_Data items_.
================================
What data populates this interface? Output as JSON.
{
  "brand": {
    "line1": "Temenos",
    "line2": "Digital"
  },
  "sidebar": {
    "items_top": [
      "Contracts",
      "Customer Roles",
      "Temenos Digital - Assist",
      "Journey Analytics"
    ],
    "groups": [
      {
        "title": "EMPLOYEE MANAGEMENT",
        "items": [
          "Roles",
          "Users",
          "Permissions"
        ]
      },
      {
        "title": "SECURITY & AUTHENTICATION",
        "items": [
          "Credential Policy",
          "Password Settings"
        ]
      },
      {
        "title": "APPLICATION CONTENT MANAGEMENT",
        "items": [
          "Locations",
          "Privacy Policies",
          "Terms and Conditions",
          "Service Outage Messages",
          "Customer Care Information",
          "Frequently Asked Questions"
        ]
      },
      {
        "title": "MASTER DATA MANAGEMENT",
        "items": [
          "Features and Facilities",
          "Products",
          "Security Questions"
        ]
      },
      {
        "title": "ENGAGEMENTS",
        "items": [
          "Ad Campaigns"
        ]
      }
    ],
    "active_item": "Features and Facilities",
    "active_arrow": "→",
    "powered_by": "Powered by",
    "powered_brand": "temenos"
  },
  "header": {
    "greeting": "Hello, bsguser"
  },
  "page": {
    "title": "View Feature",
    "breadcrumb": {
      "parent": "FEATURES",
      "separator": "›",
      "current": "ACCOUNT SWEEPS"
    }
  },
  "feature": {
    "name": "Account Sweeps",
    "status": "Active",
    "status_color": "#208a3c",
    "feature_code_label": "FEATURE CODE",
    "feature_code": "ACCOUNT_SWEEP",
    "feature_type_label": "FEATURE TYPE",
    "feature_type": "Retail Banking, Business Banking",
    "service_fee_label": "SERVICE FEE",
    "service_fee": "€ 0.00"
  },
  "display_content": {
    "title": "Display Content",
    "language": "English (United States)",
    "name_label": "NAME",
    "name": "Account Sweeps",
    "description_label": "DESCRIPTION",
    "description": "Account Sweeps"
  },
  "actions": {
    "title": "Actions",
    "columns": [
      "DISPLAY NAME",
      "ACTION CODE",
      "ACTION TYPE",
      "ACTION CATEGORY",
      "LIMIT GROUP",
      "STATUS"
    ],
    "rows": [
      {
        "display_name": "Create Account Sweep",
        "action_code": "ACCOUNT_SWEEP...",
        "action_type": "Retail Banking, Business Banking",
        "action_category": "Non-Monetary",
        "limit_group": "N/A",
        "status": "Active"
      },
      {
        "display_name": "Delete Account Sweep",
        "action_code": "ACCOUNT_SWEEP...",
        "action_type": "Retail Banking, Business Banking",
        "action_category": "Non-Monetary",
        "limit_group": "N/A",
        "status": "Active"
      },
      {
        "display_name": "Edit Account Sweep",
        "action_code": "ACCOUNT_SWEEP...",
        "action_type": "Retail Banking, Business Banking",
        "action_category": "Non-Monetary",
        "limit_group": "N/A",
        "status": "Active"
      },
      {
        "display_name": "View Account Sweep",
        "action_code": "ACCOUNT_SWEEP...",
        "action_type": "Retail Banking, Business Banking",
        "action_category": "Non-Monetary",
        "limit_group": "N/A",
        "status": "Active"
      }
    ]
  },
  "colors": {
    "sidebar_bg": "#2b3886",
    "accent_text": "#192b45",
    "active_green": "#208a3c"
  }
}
================================
_AIM OF THE EXERCISE_. Write out the entire listing exactly.

_SOLUTION_.
What data populates this interface? Output as JSON.
{
  "brand": {
    "line1": "Temenos",
    "line2": "Digital"
  },
  "sidebar": {
    "items_top": [
      "Contracts",
      "Customer Roles",
      "Temenos Digital - Assist",
      "Journey Analytics"
    ],
    "groups": [
      {
        "title": "EMPLOYEE MANAGEMENT",
        "items": [
          "Roles",
          "Users",
          "Permissions"
        ]
      },
      {
        "title": "SECURITY & AUTHENTICATION",
        "items": [
          "Credential Policy",
          "Password Settings"
        ]
      },
      {
        "title": "APPLICATION CONTENT MANAGEMENT",
        "items": [
          "Locations",
          "Privacy Policies",
          "Terms and Conditions",
          "Service Outage Messages",
          "Customer Care Information",
          "Frequently Asked Questions"
        ]
      },
      {
        "title": "MASTER DATA MANAGEMENT",
        "items": [
          "Features and Facilities",
          "Products",
          "Security Questions"
        ]
      },
      {
        "title": "ENGAGEMENTS",
        "items": [
          "Ad Campaigns"
        ]
      }
    ],
    "active_item": "Features and Facilities",
    "active_arrow": "→",
    "powered_by": "Powered by",
    "powered_brand": "temenos"
  },
  "header": {
    "greeting": "Hello, bsguser"
  },
  "page": {
    "title": "View Feature",
    "breadcrumb": {
      "parent": "FEATURES",
      "separator": "›",
      "current": "ACCOUNT SWEEPS"
    }
  },
  "feature": {
    "name": "Account Sweeps",
    "status": "Active",
    "status_color": "#208a3c",
    "feature_code_label": "FEATURE CODE",
    "feature_code": "ACCOUNT_SWEEP",
    "feature_type_label": "FEATURE TYPE",
    "feature_type": "Retail Banking, Business Banking",
    "service_fee_label": "SERVICE FEE",
    "service_fee": "€ 0.00"
  },
  "display_content": {
    "title": "Display Content",
    "language": "English (United States)",
    "name_label": "NAME",
    "name": "Account Sweeps",
    "description_label": "DESCRIPTION",
    "description": "Account Sweeps"
  },
  "actions": {
    "title": "Actions",
    "columns": [
      "DISPLAY NAME",
      "ACTION CODE",
      "ACTION TYPE",
      "ACTION CATEGORY",
      "LIMIT GROUP",
      "STATUS"
    ],
    "rows": [
      {
        "display_name": "Create Account Sweep",
        "action_code": "ACCOUNT_SWEEP...",
        "action_type": "Retail Banking, Business Banking",
        "action_category": "Non-Monetary",
        "limit_group": "N/A",
        "status": "Active"
      },
      {
        "display_name": "Delete Account Sweep",
        "action_code": "ACCOUNT_SWEEP...",
        "action_type": "Retail Banking, Business Banking",
        "action_category": "Non-Monetary",
        "limit_group": "N/A",
        "status": "Active"
      },
      {
        "display_name": "Edit Account Sweep",
        "action_code": "ACCOUNT_SWEEP...",
        "action_type": "Retail Banking, Business Banking",
        "action_category": "Non-Monetary",
        "limit_group": "N/A",
        "status": "Active"
      },
      {
        "display_name": "View Account Sweep",
        "action_code": "ACCOUNT_SWEEP...",
        "action_type": "Retail Banking, Business Banking",
        "action_category": "Non-Monetary",
        "limit_group": "N/A",
        "status": "Active"
      }
    ]
  },
  "colors": {
    "sidebar_bg": "#2b3886",
    "accent_text": "#192b45",
    "active_green": "#208a3c"
  }
}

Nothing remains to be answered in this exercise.